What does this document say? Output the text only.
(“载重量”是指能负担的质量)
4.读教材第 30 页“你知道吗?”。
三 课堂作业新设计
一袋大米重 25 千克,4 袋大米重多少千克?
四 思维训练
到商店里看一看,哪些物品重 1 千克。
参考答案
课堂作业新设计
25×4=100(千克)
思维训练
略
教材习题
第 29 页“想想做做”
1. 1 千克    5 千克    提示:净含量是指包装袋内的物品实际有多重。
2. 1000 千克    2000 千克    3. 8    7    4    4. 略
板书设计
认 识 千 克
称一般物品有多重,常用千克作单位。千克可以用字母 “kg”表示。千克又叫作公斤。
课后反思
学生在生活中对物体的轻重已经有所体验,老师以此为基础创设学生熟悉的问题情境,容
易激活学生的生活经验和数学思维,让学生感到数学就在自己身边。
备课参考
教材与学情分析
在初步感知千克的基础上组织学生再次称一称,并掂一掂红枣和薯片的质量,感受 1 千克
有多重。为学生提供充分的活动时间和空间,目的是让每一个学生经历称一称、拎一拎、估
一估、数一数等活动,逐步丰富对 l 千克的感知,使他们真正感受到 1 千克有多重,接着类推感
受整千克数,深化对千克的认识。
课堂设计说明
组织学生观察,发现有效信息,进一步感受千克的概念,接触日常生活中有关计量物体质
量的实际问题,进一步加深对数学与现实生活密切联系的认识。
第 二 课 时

------------------------------------------------------------

**Work instructions**. Please output the entire listing exactly as it stands.

**Response below**.
What does this document say? Output the text only.
(“载重量”是指能负担的质量)
4.读教材第 30 页“你知道吗?”。
三 课堂作业新设计
一袋大米重 25 千克,4 袋大米重多少千克?
四 思维训练
到商店里看一看,哪些物品重 1 千克。
参考答案
课堂作业新设计
25×4=100(千克)
思维训练
略
教材习题
第 29 页“想想做做”
1. 1 千克    5 千克    提示:净含量是指包装袋内的物品实际有多重。
2. 1000 千克    2000 千克    3. 8    7    4    4. 略
板书设计
认 识 千 克
称一般物品有多重,常用千克作单位。千克可以用字母 “kg”表示。千克又叫作公斤。
课后反思
学生在生活中对物体的轻重已经有所体验,老师以此为基础创设学生熟悉的问题情境,容
易激活学生的生活经验和数学思维,让学生感到数学就在自己身边。
备课参考
教材与学情分析
在初步感知千克的基础上组织学生再次称一称,并掂一掂红枣和薯片的质量,感受 1 千克
有多重。为学生提供充分的活动时间和空间,目的是让每一个学生经历称一称、拎一拎、估
一估、数一数等活动,逐步丰富对 l 千克的感知,使他们真正感受到 1 千克有多重,接着类推感
受整千克数,深化对千克的认识。
课堂设计说明
组织学生观察,发现有效信息,进一步感受千克的概念,接触日常生活中有关计量物体质
量的实际问题,进一步加深对数学与现实生活密切联系的认识。
第 二 课 时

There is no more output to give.